● LISTED RECORDS:
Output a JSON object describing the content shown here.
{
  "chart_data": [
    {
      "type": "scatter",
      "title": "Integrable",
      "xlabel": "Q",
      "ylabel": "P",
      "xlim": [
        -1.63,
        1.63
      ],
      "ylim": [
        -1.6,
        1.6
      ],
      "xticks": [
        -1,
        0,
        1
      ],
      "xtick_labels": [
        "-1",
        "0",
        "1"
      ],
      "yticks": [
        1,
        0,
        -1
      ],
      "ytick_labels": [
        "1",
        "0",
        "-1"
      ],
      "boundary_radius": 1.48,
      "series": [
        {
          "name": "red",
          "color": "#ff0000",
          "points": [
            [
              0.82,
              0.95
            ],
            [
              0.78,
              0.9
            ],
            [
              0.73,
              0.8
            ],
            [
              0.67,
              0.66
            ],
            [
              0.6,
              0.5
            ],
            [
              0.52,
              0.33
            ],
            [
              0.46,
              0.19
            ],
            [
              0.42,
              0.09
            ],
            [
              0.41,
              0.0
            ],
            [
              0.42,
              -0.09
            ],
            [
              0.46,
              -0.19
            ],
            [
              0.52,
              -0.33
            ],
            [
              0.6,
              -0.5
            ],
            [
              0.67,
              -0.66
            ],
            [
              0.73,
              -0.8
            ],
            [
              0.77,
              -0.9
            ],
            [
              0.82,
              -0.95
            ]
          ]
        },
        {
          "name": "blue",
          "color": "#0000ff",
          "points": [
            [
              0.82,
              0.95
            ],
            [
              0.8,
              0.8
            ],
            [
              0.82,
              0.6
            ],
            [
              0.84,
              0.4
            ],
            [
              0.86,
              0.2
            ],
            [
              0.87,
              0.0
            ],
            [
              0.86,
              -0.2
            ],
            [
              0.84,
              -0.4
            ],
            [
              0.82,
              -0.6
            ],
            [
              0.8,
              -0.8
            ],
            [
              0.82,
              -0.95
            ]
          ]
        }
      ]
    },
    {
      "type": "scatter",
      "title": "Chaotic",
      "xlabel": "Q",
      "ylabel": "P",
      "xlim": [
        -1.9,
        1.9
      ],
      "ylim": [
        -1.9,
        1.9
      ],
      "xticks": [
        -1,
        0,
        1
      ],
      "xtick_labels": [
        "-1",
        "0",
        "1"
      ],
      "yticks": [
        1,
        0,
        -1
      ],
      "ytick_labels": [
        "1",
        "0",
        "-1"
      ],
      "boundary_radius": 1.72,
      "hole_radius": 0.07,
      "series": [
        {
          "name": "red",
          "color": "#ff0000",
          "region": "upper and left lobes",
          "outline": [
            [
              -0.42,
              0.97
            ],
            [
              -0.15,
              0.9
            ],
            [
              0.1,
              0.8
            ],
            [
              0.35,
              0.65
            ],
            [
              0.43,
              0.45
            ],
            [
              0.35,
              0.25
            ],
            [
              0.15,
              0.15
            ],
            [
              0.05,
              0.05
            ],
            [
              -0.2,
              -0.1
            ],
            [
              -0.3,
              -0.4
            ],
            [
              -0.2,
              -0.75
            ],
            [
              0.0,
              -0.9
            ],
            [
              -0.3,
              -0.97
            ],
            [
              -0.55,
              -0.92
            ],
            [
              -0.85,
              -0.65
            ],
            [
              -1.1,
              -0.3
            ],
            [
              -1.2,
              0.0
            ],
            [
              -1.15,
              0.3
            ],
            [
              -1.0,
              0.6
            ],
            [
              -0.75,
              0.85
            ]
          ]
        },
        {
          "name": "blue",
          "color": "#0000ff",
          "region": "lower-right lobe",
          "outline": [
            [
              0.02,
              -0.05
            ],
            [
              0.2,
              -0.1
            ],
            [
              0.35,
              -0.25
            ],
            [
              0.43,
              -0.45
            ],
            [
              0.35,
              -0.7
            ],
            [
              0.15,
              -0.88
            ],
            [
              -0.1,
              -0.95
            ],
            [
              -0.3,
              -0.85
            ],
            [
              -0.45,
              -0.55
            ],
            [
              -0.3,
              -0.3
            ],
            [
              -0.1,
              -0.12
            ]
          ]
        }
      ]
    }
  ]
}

● WHAT IS REQUIRED: All entries must be repeated verbatim.

● SOLVED PROBLEM:
Output a JSON object describing the content shown here.
{
  "chart_data": [
    {
      "type": "scatter",
      "title": "Integrable",
      "xlabel": "Q",
      "ylabel": "P",
      "xlim": [
        -1.63,
        1.63
      ],
      "ylim": [
        -1.6,
        1.6
      ],
      "xticks": [
        -1,
        0,
        1
      ],
      "xtick_labels": [
        "-1",
        "0",
        "1"
      ],
      "yticks": [
        1,
        0,
        -1
      ],
      "ytick_labels": [
        "1",
        "0",
        "-1"
      ],
      "boundary_radius": 1.48,
      "series": [
        {
          "name": "red",
          "color": "#ff0000",
          "points": [
            [
              0.82,
              0.95
            ],
            [
              0.78,
              0.9
            ],
            [
              0.73,
              0.8
            ],
            [
              0.67,
              0.66
            ],
            [
              0.6,
              0.5
            ],
            [
              0.52,
              0.33
            ],
            [
              0.46,
              0.19
            ],
            [
              0.42,
              0.09
            ],
            [
              0.41,
              0.0
            ],
            [
              0.42,
              -0.09
            ],
            [
              0.46,
              -0.19
            ],
            [
              0.52,
              -0.33
            ],
            [
              0.6,
              -0.5
            ],
            [
              0.67,
              -0.66
            ],
            [
              0.73,
              -0.8
            ],
            [
              0.77,
              -0.9
            ],
            [
              0.82,
              -0.95
            ]
          ]
        },
        {
          "name": "blue",
          "color": "#0000ff",
          "points": [
            [
              0.82,
              0.95
            ],
            [
              0.8,
              0.8
            ],
            [
              0.82,
              0.6
            ],
            [
              0.84,
              0.4
            ],
            [
              0.86,
              0.2
            ],
            [
              0.87,
              0.0
            ],
            [
              0.86,
              -0.2
            ],
            [
              0.84,
              -0.4
            ],
            [
              0.82,
              -0.6
            ],
            [
              0.8,
              -0.8
            ],
            [
              0.82,
              -0.95
            ]
          ]
        }
      ]
    },
    {
      "type": "scatter",
      "title": "Chaotic",
      "xlabel": "Q",
      "ylabel": "P",
      "xlim": [
        -1.9,
        1.9
      ],
      "ylim": [
        -1.9,
        1.9
      ],
      "xticks": [
        -1,
        0,
        1
      ],
      "xtick_labels": [
        "-1",
        "0",
        "1"
      ],
      "yticks": [
        1,
        0,
        -1
      ],
      "ytick_labels": [
        "1",
        "0",
        "-1"
      ],
      "boundary_radius": 1.72,
      "hole_radius": 0.07,
      "series": [
        {
          "name": "red",
          "color": "#ff0000",
          "region": "upper and left lobes",
          "outline": [
            [
              -0.42,
              0.97
            ],
            [
              -0.15,
              0.9
            ],
            [
              0.1,
              0.8
            ],
            [
              0.35,
              0.65
            ],
            [
              0.43,
              0.45
            ],
            [
              0.35,
              0.25
            ],
            [
              0.15,
              0.15
            ],
            [
              0.05,
              0.05
            ],
            [
              -0.2,
              -0.1
            ],
            [
              -0.3,
              -0.4
            ],
            [
              -0.2,
              -0.75
            ],
            [
              0.0,
              -0.9
            ],
            [
              -0.3,
              -0.97
            ],
            [
              -0.55,
              -0.92
            ],
            [
              -0.85,
              -0.65
            ],
            [
              -1.1,
              -0.3
            ],
            [
              -1.2,
              0.0
            ],
            [
              -1.15,
              0.3
            ],
            [
              -1.0,
              0.6
            ],
            [
              -0.75,
              0.85
            ]
          ]
        },
        {
          "name": "blue",
          "color": "#0000ff",
          "region": "lower-right lobe",
          "outline": [
            [
              0.02,
              -0.05
            ],
            [
              0.2,
              -0.1
            ],
            [
              0.35,
              -0.25
            ],
            [
              0.43,
              -0.45
            ],
            [
              0.35,
              -0.7
            ],
            [
              0.15,
              -0.88
            ],
            [
              -0.1,
              -0.95
            ],
            [
              -0.3,
              -0.85
            ],
            [
              -0.45,
              -0.55
            ],
            [
              -0.3,
              -0.3
            ],
            [
              -0.1,
              -0.12
            ]
          ]
        }
      ]
    }
  ]
}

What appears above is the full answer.